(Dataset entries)
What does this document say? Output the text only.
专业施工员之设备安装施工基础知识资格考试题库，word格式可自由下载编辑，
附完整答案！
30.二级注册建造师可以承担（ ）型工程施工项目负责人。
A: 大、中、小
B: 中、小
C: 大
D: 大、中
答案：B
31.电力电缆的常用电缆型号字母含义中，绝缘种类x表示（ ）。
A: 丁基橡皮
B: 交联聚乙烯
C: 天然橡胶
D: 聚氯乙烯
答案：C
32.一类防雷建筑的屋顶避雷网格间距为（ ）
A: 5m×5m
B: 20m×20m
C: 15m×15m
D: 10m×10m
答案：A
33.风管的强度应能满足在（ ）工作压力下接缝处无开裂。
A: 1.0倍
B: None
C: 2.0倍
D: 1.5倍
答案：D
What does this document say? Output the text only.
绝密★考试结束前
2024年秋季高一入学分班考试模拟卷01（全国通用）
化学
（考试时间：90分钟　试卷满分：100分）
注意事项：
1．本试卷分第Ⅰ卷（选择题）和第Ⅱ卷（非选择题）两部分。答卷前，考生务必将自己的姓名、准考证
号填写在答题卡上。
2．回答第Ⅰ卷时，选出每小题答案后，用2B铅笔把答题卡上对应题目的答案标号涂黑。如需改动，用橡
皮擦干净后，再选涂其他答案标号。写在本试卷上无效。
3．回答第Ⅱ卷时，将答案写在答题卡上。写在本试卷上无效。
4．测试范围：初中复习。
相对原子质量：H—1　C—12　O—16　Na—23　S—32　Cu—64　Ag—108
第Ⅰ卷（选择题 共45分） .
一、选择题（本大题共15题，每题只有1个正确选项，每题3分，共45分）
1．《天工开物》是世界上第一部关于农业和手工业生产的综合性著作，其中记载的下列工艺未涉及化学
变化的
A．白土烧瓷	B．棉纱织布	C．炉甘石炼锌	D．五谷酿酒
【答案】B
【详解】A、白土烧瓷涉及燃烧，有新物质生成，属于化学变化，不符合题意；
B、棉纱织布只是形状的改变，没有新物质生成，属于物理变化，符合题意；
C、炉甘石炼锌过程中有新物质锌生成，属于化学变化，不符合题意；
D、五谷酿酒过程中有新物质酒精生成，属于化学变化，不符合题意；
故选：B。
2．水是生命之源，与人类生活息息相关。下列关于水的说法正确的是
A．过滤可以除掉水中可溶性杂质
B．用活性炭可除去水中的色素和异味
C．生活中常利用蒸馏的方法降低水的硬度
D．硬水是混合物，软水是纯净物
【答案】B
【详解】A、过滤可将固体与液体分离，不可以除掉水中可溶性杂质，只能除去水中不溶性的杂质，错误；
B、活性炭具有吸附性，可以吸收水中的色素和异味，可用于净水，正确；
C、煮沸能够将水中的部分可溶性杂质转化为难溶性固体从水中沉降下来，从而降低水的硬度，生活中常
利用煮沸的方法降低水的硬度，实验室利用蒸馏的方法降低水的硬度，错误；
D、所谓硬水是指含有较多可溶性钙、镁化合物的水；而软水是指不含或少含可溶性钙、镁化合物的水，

Your instructions
Reproduce each entry above exactly, keeping every word.

Task response
What does this document say? Output the text only.
专业施工员之设备安装施工基础知识资格考试题库，word格式可自由下载编辑，
附完整答案！
30.二级注册建造师可以承担（ ）型工程施工项目负责人。
A: 大、中、小
B: 中、小
C: 大
D: 大、中
答案：B
31.电力电缆的常用电缆型号字母含义中，绝缘种类x表示（ ）。
A: 丁基橡皮
B: 交联聚乙烯
C: 天然橡胶
D: 聚氯乙烯
答案：C
32.一类防雷建筑的屋顶避雷网格间距为（ ）
A: 5m×5m
B: 20m×20m
C: 15m×15m
D: 10m×10m
答案：A
33.风管的强度应能满足在（ ）工作压力下接缝处无开裂。
A: 1.0倍
B: None
C: 2.0倍
D: 1.5倍
答案：D
What does this document say? Output the text only.
绝密★考试结束前
2024年秋季高一入学分班考试模拟卷01（全国通用）
化学
（考试时间：90分钟　试卷满分：100分）
注意事项：
1．本试卷分第Ⅰ卷（选择题）和第Ⅱ卷（非选择题）两部分。答卷前，考生务必将自己的姓名、准考证
号填写在答题卡上。
2．回答第Ⅰ卷时，选出每小题答案后，用2B铅笔把答题卡上对应题目的答案标号涂黑。如需改动，用橡
皮擦干净后，再选涂其他答案标号。写在本试卷上无效。
3．回答第Ⅱ卷时，将答案写在答题卡上。写在本试卷上无效。
4．测试范围：初中复习。
相对原子质量：H—1　C—12　O—16　Na—23　S—32　Cu—64　Ag—108
第Ⅰ卷（选择题 共45分） .
一、选择题（本大题共15题，每题只有1个正确选项，每题3分，共45分）
1．《天工开物》是世界上第一部关于农业和手工业生产的综合性著作，其中记载的下列工艺未涉及化学
变化的
A．白土烧瓷	B．棉纱织布	C．炉甘石炼锌	D．五谷酿酒
【答案】B
【详解】A、白土烧瓷涉及燃烧，有新物质生成，属于化学变化，不符合题意；
B、棉纱织布只是形状的改变，没有新物质生成，属于物理变化，符合题意；
C、炉甘石炼锌过程中有新物质锌生成，属于化学变化，不符合题意；
D、五谷酿酒过程中有新物质酒精生成，属于化学变化，不符合题意；
故选：B。
2．水是生命之源，与人类生活息息相关。下列关于水的说法正确的是
A．过滤可以除掉水中可溶性杂质
B．用活性炭可除去水中的色素和异味
C．生活中常利用蒸馏的方法降低水的硬度
D．硬水是混合物，软水是纯净物
【答案】B
【详解】A、过滤可将固体与液体分离，不可以除掉水中可溶性杂质，只能除去水中不溶性的杂质，错误；
B、活性炭具有吸附性，可以吸收水中的色素和异味，可用于净水，正确；
C、煮沸能够将水中的部分可溶性杂质转化为难溶性固体从水中沉降下来，从而降低水的硬度，生活中常
利用煮沸的方法降低水的硬度，实验室利用蒸馏的方法降低水的硬度，错误；
D、所谓硬水是指含有较多可溶性钙、镁化合物的水；而软水是指不含或少含可溶性钙、镁化合物的水，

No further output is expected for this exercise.